(Records)
***
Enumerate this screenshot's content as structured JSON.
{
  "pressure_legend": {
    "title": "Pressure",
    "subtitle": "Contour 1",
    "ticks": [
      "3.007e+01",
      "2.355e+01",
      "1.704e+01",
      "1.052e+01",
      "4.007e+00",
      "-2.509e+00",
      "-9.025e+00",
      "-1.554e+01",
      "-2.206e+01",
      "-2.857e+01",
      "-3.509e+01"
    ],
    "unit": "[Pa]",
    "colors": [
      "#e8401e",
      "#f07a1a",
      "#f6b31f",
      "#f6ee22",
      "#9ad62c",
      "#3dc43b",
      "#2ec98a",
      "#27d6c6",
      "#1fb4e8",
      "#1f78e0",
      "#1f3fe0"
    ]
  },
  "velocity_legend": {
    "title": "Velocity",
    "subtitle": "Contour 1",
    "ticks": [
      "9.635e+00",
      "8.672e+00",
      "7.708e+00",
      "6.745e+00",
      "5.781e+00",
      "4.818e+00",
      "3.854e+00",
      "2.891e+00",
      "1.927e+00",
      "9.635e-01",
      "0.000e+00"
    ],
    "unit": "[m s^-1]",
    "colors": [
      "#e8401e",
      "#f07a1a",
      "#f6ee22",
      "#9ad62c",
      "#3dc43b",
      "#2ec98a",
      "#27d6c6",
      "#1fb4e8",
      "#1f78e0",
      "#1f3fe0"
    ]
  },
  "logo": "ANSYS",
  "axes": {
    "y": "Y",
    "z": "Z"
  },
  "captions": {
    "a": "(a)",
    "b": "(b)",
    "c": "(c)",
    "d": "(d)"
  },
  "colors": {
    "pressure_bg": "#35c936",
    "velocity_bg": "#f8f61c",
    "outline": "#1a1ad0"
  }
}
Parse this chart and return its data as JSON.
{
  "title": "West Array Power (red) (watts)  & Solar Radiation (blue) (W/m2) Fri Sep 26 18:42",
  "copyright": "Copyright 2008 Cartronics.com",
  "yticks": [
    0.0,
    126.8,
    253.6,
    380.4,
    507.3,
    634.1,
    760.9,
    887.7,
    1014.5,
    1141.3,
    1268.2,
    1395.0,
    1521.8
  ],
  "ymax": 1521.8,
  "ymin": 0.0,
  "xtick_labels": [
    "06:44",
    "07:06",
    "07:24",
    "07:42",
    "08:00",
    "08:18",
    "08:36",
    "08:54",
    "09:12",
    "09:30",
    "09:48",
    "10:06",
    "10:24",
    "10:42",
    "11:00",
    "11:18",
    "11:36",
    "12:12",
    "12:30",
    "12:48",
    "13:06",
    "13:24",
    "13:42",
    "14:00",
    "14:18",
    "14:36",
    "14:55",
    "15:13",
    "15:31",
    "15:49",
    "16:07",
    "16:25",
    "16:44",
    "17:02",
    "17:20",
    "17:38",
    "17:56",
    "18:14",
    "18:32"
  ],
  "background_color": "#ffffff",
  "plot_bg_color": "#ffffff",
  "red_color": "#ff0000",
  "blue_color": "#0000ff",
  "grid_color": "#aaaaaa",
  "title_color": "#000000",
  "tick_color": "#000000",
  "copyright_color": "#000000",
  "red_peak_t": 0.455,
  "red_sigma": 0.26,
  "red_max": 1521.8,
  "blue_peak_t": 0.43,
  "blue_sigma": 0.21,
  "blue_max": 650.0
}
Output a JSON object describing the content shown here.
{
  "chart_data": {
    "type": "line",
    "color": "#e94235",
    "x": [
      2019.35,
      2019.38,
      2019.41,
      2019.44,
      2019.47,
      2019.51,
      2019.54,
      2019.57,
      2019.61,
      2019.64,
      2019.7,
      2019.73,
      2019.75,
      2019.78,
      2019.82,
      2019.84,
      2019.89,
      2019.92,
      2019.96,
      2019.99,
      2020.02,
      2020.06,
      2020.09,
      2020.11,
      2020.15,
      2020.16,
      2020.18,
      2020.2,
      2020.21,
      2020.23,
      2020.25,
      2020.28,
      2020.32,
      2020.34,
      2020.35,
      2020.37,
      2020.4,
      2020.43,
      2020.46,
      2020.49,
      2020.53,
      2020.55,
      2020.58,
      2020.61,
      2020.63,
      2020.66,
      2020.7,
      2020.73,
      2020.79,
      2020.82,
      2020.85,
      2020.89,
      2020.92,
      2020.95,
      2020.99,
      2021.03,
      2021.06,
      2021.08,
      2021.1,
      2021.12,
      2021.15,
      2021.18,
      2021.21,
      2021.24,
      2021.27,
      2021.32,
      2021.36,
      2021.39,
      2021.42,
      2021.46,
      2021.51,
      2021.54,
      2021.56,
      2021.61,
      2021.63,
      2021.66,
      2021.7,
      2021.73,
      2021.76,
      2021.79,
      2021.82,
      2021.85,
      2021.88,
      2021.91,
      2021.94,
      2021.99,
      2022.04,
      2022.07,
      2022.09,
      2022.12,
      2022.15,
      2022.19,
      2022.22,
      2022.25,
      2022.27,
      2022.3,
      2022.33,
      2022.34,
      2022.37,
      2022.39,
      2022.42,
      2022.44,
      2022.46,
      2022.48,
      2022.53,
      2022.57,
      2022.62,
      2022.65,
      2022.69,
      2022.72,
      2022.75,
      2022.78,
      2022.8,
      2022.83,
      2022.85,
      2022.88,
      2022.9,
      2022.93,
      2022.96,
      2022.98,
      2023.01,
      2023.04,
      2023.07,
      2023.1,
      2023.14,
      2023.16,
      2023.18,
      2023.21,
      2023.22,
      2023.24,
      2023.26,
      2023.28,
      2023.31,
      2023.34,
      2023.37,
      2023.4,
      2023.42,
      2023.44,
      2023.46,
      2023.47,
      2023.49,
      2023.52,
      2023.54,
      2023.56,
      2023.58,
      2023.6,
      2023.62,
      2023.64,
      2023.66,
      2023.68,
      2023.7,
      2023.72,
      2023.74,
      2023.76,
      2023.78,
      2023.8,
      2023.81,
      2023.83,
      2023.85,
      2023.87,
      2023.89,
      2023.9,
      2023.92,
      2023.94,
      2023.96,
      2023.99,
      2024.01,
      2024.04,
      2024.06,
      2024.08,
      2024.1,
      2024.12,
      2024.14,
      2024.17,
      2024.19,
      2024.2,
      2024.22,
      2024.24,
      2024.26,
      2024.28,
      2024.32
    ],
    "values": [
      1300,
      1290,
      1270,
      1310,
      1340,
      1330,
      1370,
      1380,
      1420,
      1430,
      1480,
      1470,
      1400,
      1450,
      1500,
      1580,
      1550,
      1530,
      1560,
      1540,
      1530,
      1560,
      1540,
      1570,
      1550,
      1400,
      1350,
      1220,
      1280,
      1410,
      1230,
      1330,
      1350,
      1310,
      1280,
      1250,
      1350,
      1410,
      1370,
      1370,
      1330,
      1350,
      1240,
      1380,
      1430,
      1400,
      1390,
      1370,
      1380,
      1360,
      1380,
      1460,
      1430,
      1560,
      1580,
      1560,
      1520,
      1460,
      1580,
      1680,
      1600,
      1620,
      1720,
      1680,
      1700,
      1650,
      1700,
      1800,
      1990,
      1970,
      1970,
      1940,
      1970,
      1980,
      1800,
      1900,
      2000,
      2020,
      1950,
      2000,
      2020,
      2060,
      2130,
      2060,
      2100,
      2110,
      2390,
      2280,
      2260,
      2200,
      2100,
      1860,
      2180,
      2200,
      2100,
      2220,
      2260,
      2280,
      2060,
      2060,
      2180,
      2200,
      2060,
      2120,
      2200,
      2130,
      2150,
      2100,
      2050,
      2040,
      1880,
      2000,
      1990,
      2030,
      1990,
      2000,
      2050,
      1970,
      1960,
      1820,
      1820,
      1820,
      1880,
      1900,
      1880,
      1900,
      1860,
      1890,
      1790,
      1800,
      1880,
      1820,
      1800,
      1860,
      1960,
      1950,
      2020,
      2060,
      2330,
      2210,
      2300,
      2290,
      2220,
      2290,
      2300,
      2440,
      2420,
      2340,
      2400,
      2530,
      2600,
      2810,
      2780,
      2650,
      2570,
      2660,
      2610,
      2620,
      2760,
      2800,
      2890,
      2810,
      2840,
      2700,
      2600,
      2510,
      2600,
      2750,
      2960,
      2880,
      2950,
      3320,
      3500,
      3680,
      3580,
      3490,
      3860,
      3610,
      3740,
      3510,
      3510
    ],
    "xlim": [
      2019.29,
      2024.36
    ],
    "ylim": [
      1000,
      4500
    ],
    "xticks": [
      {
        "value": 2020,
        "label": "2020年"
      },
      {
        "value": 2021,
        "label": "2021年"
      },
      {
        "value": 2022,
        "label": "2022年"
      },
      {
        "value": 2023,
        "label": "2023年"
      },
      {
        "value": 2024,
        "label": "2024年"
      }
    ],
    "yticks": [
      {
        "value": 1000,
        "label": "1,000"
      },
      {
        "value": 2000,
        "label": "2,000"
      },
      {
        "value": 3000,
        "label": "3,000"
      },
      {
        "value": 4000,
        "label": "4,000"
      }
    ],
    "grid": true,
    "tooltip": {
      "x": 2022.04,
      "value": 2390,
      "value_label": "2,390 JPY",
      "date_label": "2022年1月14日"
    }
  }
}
***
Task statement
Pull out all lines from the listing that contain the string "ffffff".

Written response
  "background_color": "#ffffff",
  "plot_bg_color": "#ffffff",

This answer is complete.